-- START OF Task data --
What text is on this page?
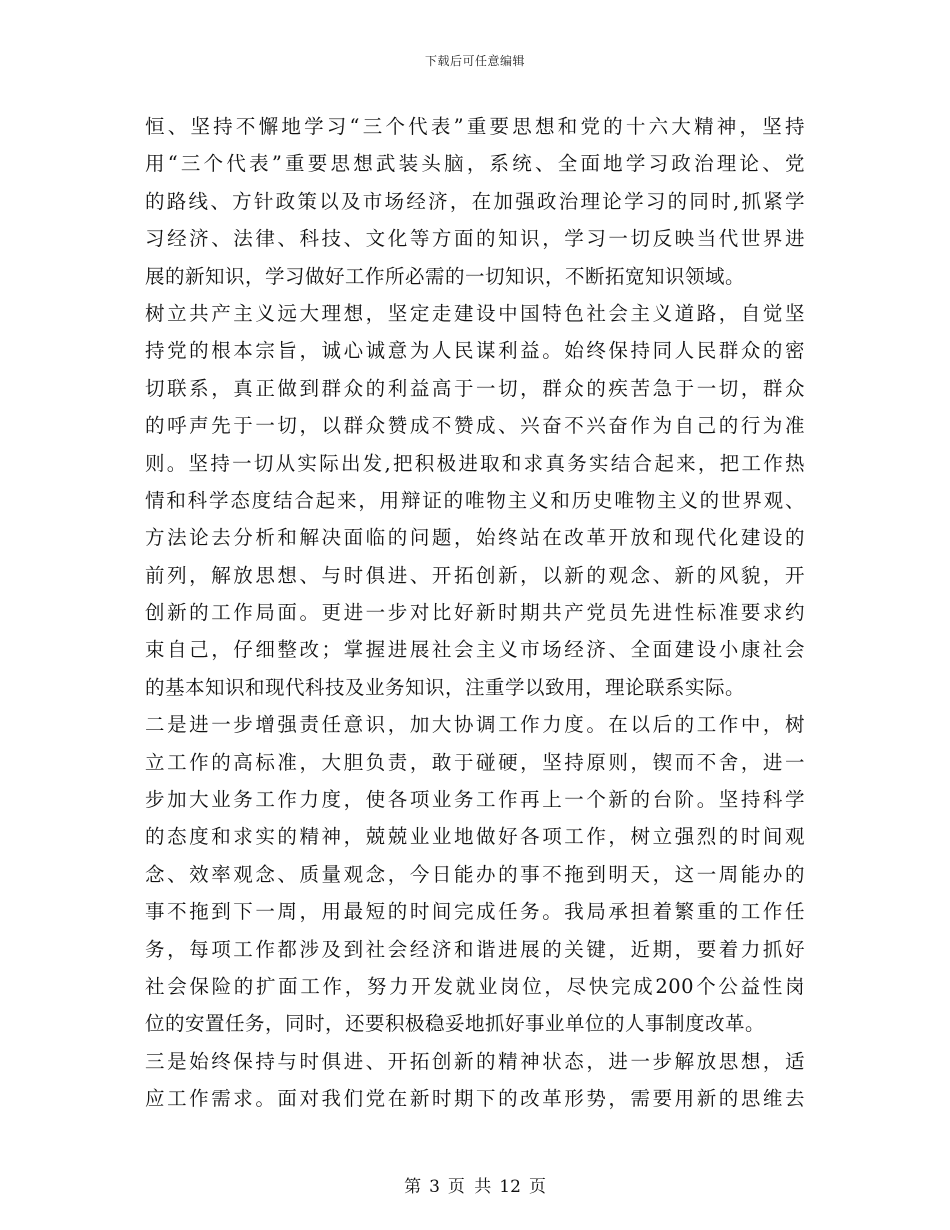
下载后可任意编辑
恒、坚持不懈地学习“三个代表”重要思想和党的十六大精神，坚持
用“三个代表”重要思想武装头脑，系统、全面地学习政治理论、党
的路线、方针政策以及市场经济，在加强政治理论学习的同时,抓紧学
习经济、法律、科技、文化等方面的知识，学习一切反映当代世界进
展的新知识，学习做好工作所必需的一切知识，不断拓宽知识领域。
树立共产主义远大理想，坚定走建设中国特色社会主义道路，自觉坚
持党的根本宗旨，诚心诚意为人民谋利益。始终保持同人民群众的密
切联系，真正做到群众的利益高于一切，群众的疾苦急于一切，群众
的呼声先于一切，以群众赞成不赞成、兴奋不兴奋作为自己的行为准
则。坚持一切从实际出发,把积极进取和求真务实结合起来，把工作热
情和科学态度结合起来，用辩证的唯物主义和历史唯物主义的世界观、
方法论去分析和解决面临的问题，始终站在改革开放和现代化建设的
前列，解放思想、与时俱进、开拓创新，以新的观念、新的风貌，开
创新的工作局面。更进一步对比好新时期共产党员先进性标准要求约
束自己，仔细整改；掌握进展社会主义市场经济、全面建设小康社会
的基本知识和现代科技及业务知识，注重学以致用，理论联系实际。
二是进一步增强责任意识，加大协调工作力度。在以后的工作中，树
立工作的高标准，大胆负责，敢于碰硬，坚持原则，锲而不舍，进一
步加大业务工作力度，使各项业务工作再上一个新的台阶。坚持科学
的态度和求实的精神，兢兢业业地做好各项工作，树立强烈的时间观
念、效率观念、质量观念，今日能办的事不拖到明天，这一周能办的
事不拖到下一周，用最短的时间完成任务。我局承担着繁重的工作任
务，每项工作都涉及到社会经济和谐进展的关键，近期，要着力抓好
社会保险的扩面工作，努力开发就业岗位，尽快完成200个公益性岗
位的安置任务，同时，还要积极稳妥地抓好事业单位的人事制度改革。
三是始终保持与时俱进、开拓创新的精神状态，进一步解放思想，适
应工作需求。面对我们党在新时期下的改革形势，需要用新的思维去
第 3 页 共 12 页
-- END OF Task data --
-- START OF Task data --
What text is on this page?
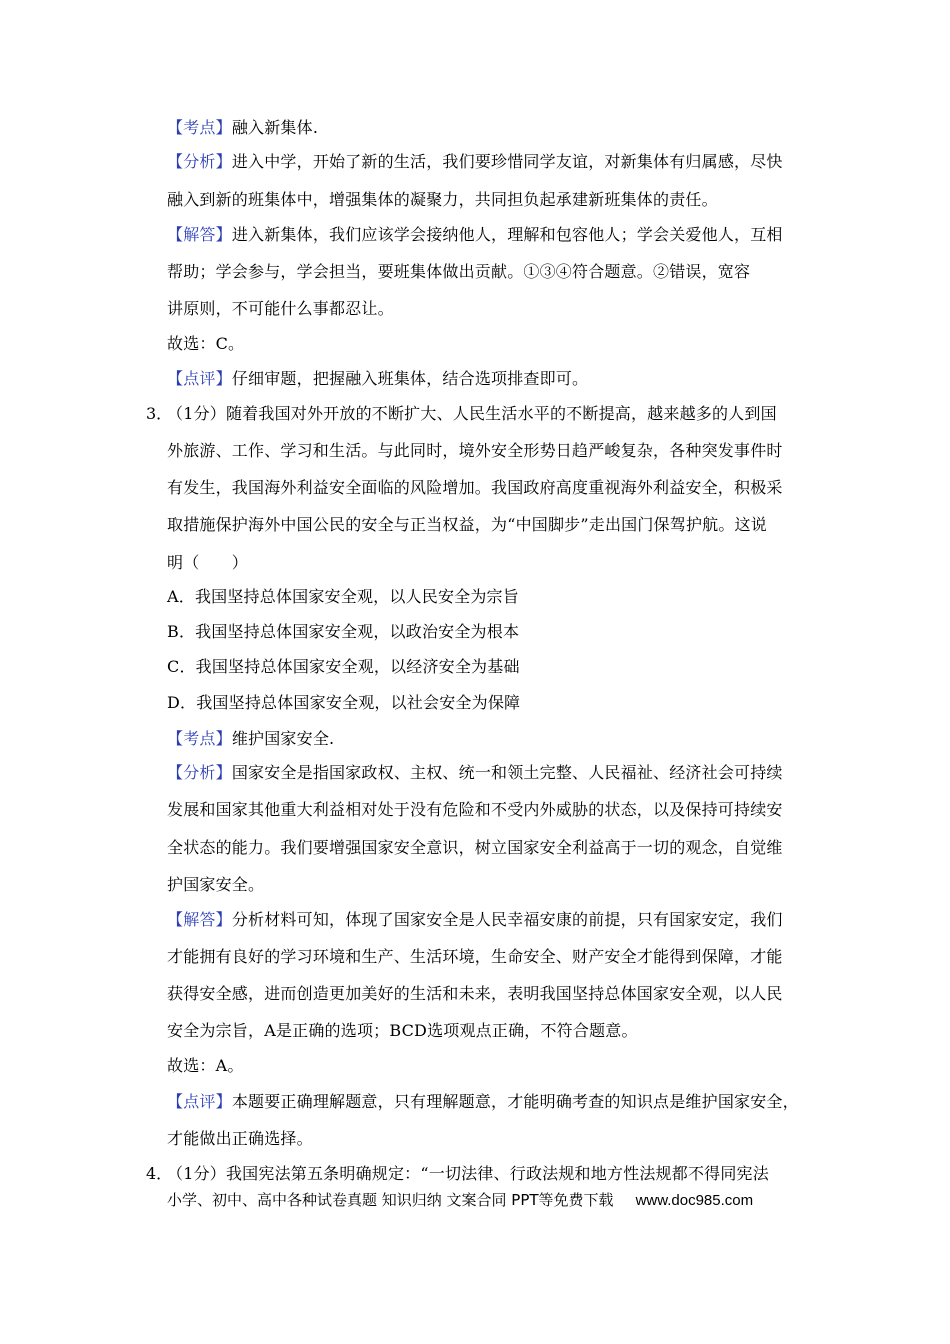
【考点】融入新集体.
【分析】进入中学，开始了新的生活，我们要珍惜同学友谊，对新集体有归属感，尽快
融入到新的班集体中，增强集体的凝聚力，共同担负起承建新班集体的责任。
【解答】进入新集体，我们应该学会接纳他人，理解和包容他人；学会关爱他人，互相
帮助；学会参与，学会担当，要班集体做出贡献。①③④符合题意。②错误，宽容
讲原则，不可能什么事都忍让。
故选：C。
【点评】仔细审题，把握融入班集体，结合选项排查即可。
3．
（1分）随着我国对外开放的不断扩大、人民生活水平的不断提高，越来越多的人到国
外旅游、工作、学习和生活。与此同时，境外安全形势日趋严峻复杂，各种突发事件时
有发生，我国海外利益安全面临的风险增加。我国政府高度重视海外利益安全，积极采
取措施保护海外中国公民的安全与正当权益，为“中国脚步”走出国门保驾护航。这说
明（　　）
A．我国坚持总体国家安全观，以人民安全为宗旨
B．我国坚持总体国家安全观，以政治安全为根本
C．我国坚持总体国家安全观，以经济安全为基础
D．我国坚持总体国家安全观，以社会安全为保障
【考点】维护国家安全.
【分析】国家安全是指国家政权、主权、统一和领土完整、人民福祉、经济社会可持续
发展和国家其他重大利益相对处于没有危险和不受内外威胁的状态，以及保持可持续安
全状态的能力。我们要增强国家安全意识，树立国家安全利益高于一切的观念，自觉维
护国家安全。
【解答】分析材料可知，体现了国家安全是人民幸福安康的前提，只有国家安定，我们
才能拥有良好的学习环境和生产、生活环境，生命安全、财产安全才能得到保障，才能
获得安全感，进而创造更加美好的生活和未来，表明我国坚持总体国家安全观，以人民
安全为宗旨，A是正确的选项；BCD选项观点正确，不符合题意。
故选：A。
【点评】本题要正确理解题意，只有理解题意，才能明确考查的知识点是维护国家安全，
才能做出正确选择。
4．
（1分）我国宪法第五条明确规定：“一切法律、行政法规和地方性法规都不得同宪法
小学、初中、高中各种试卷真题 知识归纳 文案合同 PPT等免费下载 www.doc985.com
-- END OF Task data --
## Requirements
Within the listing above, copy each line that has the string "三个代表".

## Completed task
恒、坚持不懈地学习“三个代表”重要思想和党的十六大精神，坚持
用“三个代表”重要思想武装头脑，系统、全面地学习政治理论、党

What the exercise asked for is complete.